[Records from a data source]
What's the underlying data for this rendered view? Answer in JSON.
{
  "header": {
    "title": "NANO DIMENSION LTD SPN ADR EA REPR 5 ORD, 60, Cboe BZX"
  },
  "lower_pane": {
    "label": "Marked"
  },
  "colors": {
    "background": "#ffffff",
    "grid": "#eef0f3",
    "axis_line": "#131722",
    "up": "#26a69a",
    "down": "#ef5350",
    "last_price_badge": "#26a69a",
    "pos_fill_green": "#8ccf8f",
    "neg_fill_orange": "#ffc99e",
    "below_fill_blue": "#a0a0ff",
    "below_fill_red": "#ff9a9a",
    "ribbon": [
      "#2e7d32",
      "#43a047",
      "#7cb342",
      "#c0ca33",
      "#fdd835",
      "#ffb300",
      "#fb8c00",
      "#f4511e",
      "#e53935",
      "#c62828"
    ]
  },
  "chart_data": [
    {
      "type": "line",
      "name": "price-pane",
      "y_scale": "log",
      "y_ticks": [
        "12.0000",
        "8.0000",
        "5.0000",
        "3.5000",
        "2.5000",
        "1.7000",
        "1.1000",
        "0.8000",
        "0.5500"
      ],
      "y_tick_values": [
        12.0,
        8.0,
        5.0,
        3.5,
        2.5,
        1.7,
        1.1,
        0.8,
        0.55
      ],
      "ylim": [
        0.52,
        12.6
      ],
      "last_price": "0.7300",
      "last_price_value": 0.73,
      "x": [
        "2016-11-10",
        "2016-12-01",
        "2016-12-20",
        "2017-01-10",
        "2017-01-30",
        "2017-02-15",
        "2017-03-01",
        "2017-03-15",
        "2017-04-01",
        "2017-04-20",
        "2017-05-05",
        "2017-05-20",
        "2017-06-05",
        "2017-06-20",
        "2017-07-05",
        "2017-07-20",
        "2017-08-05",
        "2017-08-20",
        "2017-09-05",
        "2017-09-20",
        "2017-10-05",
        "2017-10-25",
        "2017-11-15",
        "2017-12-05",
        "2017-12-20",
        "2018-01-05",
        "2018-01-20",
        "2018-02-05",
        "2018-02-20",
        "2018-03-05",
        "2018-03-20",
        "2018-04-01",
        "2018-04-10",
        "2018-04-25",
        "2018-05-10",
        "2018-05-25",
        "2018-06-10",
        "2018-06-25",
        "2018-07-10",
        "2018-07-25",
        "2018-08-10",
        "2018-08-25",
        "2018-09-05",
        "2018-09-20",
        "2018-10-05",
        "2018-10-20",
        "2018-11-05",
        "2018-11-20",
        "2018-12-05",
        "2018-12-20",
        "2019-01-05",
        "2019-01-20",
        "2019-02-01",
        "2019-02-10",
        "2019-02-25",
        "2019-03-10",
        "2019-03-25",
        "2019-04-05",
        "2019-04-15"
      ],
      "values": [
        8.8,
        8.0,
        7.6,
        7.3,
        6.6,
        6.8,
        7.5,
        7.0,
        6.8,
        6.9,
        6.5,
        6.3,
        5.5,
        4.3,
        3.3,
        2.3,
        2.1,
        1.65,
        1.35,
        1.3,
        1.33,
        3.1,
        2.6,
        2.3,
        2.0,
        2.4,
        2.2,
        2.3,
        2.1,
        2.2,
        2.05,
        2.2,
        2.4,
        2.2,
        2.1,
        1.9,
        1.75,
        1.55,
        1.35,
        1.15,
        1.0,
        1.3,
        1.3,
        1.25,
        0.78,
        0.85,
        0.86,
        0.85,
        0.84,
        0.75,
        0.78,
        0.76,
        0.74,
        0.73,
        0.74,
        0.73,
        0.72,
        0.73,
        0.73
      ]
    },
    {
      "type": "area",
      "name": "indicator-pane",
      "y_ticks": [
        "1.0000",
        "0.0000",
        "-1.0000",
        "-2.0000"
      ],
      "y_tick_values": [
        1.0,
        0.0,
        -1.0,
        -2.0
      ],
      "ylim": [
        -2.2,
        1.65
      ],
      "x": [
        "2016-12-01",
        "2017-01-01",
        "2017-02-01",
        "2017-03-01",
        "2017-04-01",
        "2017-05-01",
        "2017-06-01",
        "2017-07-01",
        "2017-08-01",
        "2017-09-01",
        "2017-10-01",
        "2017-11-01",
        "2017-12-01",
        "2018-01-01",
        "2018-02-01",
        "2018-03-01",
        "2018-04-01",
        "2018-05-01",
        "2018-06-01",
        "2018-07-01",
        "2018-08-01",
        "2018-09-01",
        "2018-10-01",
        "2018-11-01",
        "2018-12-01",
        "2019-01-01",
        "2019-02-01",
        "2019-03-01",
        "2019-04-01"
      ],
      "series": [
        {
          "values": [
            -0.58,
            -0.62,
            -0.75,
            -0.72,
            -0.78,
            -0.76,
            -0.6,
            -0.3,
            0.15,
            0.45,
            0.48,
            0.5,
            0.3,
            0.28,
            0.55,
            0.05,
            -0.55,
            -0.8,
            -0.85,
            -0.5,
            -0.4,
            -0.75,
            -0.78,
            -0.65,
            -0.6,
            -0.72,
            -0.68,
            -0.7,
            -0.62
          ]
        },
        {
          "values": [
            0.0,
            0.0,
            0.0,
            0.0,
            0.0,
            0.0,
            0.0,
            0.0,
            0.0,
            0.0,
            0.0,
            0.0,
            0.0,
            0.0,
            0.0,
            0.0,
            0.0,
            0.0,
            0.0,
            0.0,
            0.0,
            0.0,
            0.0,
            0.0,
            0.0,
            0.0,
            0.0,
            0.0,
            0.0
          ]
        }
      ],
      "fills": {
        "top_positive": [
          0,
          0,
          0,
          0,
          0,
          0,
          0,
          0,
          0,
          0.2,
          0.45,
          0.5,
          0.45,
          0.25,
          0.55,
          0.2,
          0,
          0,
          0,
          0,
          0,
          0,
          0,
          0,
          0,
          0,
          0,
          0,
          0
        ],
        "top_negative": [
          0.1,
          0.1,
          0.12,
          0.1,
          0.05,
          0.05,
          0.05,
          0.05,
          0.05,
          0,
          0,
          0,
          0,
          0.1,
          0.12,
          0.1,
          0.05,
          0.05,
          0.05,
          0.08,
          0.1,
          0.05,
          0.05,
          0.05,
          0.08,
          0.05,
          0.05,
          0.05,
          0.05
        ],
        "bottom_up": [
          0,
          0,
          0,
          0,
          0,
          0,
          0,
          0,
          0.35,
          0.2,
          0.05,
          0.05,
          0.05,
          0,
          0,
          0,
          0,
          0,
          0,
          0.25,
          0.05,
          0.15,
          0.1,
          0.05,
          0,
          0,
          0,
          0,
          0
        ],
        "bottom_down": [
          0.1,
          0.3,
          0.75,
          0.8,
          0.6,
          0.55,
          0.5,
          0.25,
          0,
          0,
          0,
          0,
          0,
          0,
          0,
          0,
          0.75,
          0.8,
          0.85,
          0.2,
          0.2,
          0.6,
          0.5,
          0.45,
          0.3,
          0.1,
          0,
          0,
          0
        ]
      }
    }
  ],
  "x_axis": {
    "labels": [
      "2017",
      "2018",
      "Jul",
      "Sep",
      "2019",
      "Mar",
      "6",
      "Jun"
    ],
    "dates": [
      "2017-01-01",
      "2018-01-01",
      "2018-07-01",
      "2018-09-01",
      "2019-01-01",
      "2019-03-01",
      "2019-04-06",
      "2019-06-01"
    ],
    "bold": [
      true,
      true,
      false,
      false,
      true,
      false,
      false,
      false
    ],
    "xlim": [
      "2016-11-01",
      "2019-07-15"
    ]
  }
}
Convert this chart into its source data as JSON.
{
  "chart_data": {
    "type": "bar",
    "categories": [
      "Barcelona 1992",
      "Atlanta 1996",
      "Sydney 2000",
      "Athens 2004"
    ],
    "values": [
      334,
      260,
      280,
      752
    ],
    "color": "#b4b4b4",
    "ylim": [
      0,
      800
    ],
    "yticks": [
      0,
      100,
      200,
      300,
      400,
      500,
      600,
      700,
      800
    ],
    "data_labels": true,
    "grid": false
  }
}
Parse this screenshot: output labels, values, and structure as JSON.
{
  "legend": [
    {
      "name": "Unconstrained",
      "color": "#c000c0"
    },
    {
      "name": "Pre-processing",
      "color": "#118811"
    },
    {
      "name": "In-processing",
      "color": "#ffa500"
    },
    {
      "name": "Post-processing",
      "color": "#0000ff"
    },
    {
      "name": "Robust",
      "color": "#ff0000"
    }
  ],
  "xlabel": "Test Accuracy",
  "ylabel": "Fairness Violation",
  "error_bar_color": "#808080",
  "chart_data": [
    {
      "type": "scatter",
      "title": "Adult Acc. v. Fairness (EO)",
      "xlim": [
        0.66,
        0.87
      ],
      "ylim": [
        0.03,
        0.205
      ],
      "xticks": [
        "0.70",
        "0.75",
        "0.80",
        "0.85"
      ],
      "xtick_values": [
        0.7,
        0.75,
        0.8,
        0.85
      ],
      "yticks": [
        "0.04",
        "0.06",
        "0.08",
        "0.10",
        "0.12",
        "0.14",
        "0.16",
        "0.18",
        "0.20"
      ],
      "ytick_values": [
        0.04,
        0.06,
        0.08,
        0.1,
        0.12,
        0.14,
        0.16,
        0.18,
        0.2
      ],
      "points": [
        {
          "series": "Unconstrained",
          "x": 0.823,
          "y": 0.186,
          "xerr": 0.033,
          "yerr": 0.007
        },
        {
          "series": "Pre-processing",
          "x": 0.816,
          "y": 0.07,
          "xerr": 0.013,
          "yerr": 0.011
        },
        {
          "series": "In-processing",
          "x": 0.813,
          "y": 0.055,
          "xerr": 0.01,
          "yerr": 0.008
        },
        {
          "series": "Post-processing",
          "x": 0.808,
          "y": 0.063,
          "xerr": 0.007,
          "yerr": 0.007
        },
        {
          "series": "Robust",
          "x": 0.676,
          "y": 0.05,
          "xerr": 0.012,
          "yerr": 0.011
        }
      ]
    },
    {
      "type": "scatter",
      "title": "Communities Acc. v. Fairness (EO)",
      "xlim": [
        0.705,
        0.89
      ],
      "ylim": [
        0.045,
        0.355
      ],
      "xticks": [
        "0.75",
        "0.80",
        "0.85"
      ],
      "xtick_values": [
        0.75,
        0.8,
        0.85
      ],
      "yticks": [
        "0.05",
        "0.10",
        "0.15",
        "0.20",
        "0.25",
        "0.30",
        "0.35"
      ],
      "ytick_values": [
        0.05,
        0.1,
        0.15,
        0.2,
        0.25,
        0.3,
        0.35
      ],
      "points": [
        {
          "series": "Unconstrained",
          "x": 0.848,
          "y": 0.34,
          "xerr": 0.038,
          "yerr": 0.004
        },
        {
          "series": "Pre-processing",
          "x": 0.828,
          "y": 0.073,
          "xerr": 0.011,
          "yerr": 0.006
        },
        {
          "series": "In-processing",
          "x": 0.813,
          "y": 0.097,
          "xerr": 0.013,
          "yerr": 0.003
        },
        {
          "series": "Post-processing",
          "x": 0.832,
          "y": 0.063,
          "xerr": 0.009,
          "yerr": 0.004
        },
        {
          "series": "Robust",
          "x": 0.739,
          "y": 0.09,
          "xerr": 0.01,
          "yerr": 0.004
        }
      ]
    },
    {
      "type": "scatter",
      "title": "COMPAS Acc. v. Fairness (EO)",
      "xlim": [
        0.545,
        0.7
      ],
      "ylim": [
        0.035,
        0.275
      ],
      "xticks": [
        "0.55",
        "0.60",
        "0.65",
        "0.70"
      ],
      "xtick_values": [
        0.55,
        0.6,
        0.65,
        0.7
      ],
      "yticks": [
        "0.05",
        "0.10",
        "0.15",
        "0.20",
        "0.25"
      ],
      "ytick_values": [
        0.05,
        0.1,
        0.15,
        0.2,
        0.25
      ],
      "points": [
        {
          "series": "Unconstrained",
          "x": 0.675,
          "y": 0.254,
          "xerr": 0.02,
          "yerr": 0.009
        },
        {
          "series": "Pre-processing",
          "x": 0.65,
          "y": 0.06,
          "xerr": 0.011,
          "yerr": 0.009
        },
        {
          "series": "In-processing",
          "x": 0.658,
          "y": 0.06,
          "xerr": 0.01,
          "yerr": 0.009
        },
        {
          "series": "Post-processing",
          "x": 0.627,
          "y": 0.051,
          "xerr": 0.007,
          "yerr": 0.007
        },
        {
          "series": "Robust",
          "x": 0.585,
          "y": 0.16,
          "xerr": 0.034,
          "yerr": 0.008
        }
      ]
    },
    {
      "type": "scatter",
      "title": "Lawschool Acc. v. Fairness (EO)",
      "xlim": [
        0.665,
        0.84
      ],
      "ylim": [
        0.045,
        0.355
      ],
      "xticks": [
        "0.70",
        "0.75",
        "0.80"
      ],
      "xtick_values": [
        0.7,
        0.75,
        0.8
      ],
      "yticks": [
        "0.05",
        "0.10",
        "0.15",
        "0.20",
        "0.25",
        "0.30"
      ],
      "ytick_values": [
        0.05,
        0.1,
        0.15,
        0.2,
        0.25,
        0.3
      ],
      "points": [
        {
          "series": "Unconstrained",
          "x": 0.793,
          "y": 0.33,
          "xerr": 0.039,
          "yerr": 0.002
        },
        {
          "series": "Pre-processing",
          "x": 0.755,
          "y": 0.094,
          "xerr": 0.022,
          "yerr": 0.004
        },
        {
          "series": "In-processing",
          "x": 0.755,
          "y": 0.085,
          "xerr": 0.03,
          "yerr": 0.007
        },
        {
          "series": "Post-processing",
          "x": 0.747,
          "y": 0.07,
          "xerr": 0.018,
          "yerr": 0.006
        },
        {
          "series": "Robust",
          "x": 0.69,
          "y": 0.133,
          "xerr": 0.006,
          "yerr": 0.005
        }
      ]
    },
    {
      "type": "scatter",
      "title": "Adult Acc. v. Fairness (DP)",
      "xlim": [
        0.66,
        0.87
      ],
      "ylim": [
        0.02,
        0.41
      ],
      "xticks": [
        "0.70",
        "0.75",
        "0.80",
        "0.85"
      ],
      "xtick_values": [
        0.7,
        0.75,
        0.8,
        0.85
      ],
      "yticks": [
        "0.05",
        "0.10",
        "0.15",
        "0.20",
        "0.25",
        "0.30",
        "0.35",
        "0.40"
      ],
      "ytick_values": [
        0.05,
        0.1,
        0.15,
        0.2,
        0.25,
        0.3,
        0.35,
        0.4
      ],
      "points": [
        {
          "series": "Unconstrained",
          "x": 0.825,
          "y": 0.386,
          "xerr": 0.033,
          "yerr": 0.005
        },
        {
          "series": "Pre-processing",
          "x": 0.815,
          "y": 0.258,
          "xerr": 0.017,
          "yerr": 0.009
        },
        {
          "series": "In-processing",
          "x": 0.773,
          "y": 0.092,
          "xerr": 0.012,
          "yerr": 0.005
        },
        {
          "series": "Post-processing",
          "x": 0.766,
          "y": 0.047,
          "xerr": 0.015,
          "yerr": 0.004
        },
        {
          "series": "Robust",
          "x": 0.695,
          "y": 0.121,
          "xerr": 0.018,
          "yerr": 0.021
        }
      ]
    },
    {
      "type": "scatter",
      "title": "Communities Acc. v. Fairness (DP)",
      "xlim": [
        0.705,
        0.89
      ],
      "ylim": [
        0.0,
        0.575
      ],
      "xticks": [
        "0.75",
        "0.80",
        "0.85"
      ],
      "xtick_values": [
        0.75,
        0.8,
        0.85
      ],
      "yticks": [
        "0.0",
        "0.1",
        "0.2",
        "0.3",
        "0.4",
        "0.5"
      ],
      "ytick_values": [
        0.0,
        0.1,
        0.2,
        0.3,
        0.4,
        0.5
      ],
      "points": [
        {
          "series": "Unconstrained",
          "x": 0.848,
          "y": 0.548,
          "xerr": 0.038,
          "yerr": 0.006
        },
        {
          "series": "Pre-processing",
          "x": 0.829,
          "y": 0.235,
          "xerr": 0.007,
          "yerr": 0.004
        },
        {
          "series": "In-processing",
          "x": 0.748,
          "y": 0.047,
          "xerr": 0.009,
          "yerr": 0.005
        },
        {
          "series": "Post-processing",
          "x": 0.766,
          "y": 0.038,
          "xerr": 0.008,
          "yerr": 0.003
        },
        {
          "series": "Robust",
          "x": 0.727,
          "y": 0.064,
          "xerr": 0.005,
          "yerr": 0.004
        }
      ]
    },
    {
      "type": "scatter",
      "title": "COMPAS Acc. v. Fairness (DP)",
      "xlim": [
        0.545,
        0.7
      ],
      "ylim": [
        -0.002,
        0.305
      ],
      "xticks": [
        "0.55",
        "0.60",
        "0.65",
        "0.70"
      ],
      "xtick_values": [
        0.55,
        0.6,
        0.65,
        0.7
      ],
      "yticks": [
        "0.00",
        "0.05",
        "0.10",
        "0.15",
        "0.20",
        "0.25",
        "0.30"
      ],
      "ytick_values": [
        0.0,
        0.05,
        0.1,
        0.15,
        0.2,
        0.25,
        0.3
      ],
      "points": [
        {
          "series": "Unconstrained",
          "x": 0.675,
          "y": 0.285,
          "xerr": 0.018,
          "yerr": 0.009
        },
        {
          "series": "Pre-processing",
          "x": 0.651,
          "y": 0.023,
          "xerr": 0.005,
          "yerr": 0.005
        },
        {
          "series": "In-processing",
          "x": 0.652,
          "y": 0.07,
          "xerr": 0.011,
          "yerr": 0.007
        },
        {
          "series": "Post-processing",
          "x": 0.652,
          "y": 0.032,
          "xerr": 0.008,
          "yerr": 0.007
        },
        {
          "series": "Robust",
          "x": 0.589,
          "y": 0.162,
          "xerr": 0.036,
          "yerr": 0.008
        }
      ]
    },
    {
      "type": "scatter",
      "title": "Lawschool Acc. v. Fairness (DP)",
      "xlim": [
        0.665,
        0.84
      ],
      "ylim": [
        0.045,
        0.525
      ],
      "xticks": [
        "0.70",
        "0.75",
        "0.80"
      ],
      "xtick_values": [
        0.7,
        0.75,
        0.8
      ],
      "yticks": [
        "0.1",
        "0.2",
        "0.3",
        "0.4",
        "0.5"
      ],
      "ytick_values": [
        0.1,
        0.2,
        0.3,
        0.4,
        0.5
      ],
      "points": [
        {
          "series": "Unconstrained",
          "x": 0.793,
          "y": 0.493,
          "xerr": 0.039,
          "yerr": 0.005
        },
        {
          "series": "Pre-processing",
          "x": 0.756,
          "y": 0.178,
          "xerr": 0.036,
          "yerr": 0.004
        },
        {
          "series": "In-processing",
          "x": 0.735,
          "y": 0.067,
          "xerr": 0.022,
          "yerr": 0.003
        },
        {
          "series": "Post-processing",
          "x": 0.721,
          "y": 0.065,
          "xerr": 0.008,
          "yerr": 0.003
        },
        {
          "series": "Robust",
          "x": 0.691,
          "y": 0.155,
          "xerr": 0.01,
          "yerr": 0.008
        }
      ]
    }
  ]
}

# EXERCISE GOAL
Show every line of the listing in which the string "Adult" can be found.

# RESPONSE TO THIS EXERCISE
      "title": "Adult Acc. v. Fairness (EO)",
      "title": "Adult Acc. v. Fairness (DP)",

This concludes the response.